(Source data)

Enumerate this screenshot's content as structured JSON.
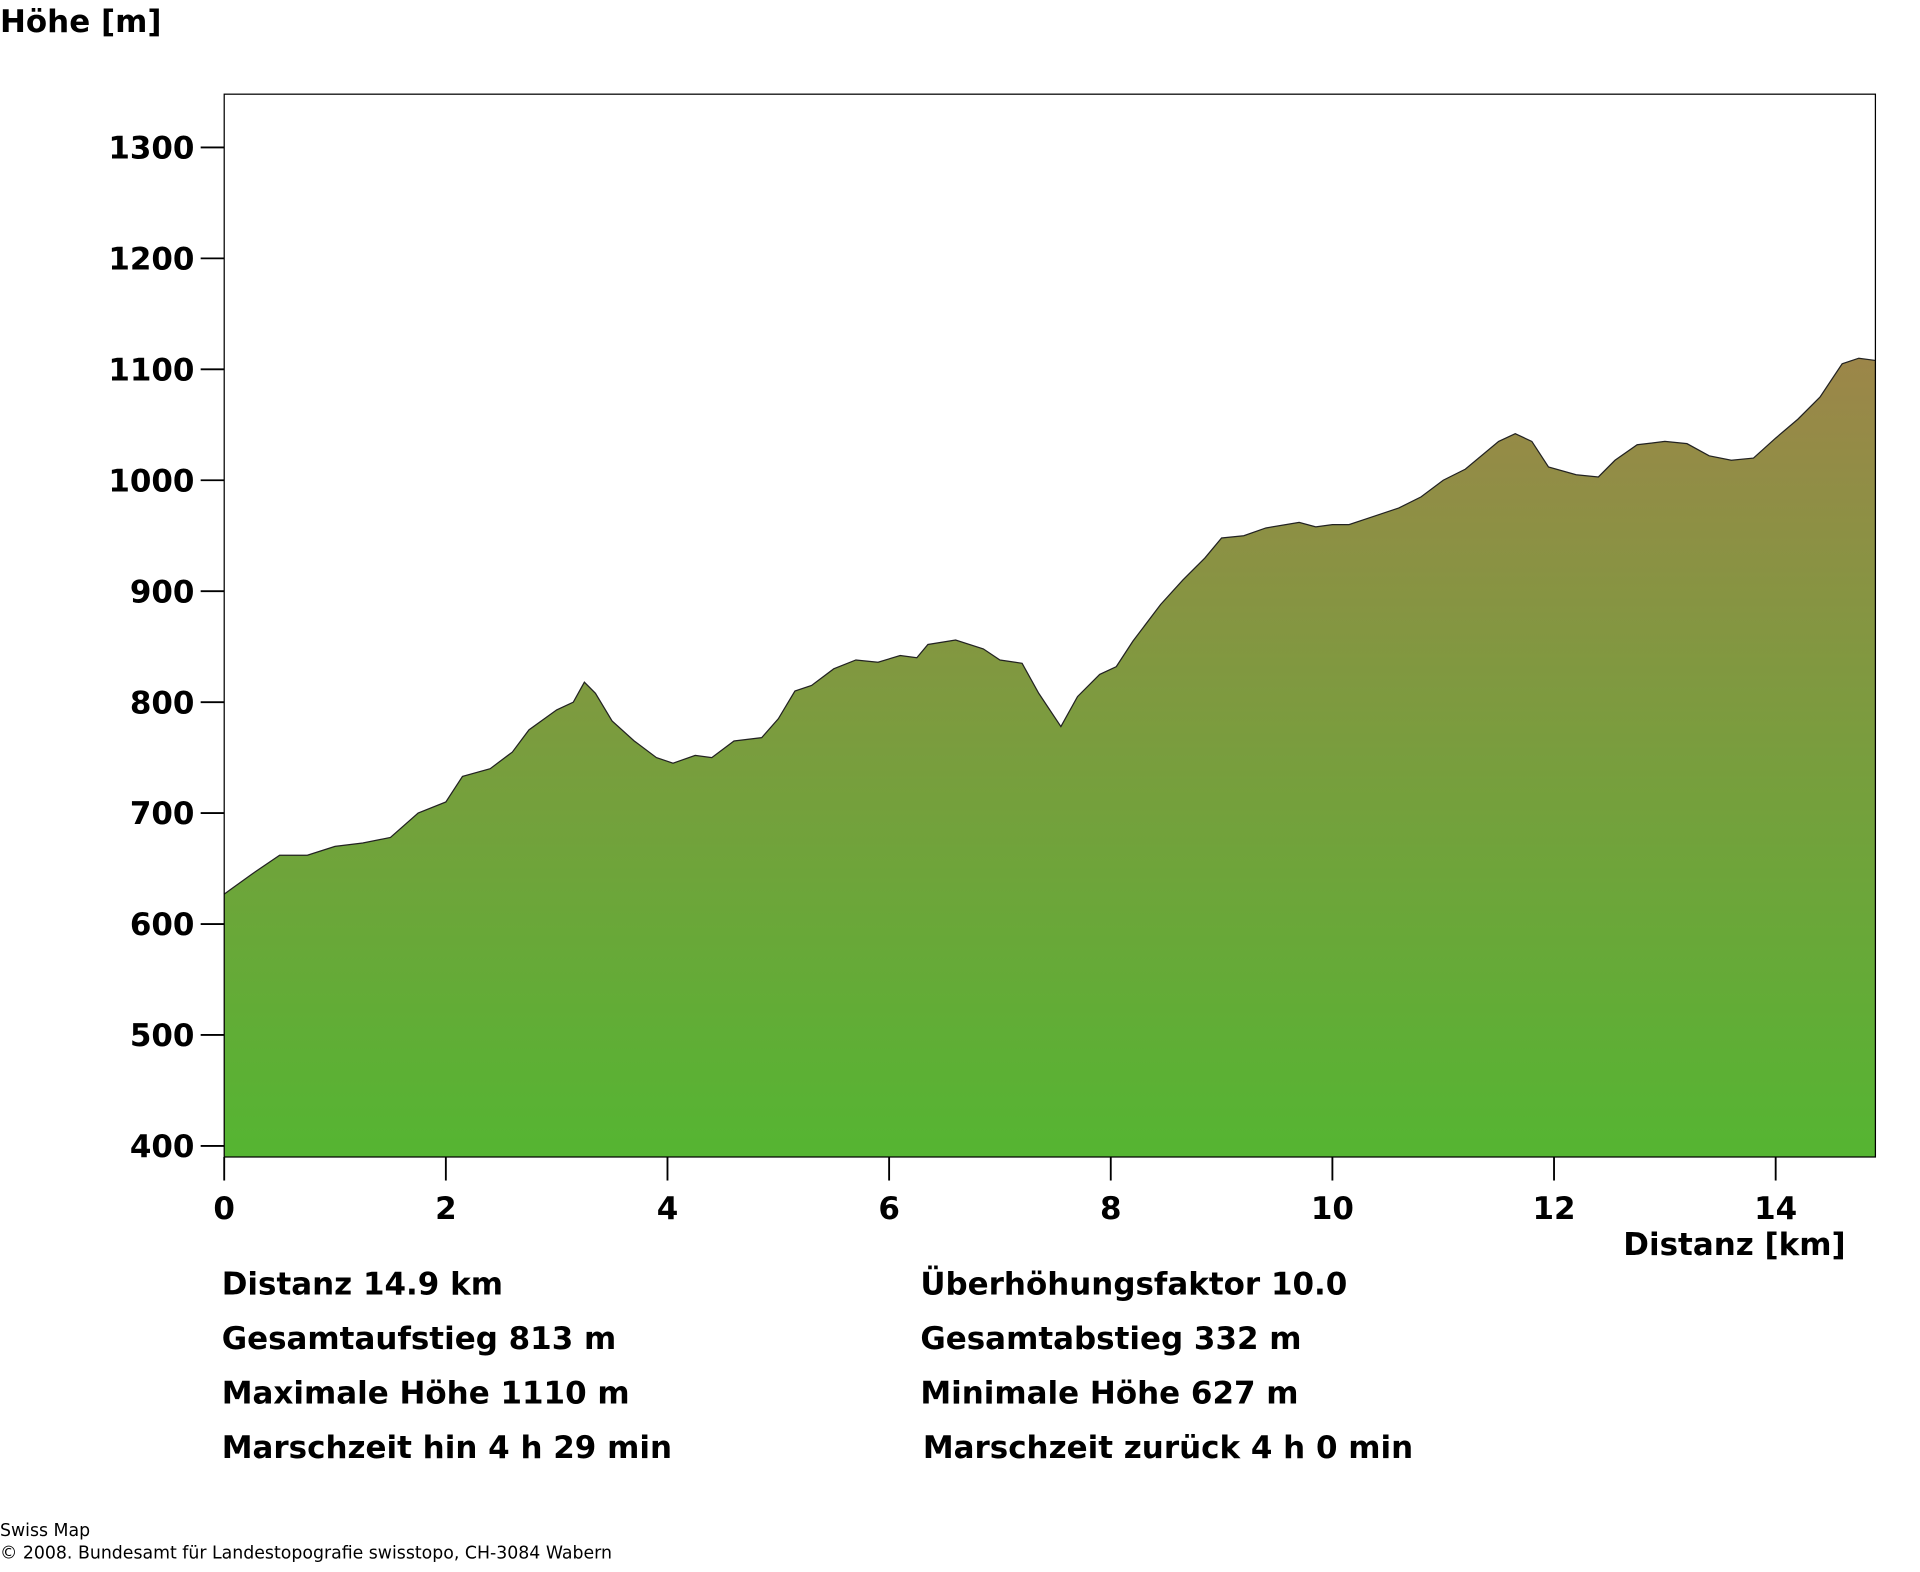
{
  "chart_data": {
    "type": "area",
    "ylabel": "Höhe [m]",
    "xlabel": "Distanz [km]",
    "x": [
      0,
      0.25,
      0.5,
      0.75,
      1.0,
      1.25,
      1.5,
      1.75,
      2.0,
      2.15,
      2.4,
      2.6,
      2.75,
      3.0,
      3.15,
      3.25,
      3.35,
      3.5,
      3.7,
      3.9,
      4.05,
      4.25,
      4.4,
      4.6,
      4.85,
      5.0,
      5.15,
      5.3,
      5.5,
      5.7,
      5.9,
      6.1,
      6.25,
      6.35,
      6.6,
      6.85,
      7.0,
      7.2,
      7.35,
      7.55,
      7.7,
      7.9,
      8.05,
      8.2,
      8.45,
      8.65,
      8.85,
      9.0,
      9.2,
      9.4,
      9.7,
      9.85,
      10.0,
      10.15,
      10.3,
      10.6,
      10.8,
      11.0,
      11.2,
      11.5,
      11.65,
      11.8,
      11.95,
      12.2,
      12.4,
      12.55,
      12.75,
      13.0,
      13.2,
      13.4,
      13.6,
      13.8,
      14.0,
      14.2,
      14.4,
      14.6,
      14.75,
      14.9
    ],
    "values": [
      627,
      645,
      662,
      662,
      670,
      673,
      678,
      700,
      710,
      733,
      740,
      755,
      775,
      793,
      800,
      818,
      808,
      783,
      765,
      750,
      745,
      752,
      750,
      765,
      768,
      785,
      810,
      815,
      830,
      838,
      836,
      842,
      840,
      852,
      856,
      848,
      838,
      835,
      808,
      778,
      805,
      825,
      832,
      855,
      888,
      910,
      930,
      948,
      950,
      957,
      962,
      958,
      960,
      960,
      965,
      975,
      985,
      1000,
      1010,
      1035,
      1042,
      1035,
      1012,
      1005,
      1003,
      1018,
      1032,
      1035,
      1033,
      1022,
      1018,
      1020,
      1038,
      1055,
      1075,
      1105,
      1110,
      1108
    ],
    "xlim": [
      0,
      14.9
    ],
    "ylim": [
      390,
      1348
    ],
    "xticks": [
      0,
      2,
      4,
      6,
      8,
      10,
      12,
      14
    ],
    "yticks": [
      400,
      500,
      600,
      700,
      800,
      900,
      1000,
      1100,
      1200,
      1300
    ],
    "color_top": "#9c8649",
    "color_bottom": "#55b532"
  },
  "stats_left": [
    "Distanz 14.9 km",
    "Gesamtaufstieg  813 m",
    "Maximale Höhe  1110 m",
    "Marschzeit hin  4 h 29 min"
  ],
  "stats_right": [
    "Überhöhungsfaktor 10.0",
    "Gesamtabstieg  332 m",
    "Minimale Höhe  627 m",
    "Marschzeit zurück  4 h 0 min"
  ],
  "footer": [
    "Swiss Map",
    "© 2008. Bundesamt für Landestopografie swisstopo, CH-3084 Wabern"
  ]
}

Exercise task
Omitting all images, retype each line of the records precisely.

Final result
Enumerate this screenshot's content as structured JSON.
{
  "chart_data": {
    "type": "area",
    "ylabel": "Höhe [m]",
    "xlabel": "Distanz [km]",
    "x": [
      0,
      0.25,
      0.5,
      0.75,
      1.0,
      1.25,
      1.5,
      1.75,
      2.0,
      2.15,
      2.4,
      2.6,
      2.75,
      3.0,
      3.15,
      3.25,
      3.35,
      3.5,
      3.7,
      3.9,
      4.05,
      4.25,
      4.4,
      4.6,
      4.85,
      5.0,
      5.15,
      5.3,
      5.5,
      5.7,
      5.9,
      6.1,
      6.25,
      6.35,
      6.6,
      6.85,
      7.0,
      7.2,
      7.35,
      7.55,
      7.7,
      7.9,
      8.05,
      8.2,
      8.45,
      8.65,
      8.85,
      9.0,
      9.2,
      9.4,
      9.7,
      9.85,
      10.0,
      10.15,
      10.3,
      10.6,
      10.8,
      11.0,
      11.2,
      11.5,
      11.65,
      11.8,
      11.95,
      12.2,
      12.4,
      12.55,
      12.75,
      13.0,
      13.2,
      13.4,
      13.6,
      13.8,
      14.0,
      14.2,
      14.4,
      14.6,
      14.75,
      14.9
    ],
    "values": [
      627,
      645,
      662,
      662,
      670,
      673,
      678,
      700,
      710,
      733,
      740,
      755,
      775,
      793,
      800,
      818,
      808,
      783,
      765,
      750,
      745,
      752,
      750,
      765,
      768,
      785,
      810,
      815,
      830,
      838,
      836,
      842,
      840,
      852,
      856,
      848,
      838,
      835,
      808,
      778,
      805,
      825,
      832,
      855,
      888,
      910,
      930,
      948,
      950,
      957,
      962,
      958,
      960,
      960,
      965,
      975,
      985,
      1000,
      1010,
      1035,
      1042,
      1035,
      1012,
      1005,
      1003,
      1018,
      1032,
      1035,
      1033,
      1022,
      1018,
      1020,
      1038,
      1055,
      1075,
      1105,
      1110,
      1108
    ],
    "xlim": [
      0,
      14.9
    ],
    "ylim": [
      390,
      1348
    ],
    "xticks": [
      0,
      2,
      4,
      6,
      8,
      10,
      12,
      14
    ],
    "yticks": [
      400,
      500,
      600,
      700,
      800,
      900,
      1000,
      1100,
      1200,
      1300
    ],
    "color_top": "#9c8649",
    "color_bottom": "#55b532"
  },
  "stats_left": [
    "Distanz 14.9 km",
    "Gesamtaufstieg  813 m",
    "Maximale Höhe  1110 m",
    "Marschzeit hin  4 h 29 min"
  ],
  "stats_right": [
    "Überhöhungsfaktor 10.0",
    "Gesamtabstieg  332 m",
    "Minimale Höhe  627 m",
    "Marschzeit zurück  4 h 0 min"
  ],
  "footer": [
    "Swiss Map",
    "© 2008. Bundesamt für Landestopografie swisstopo, CH-3084 Wabern"
  ]
}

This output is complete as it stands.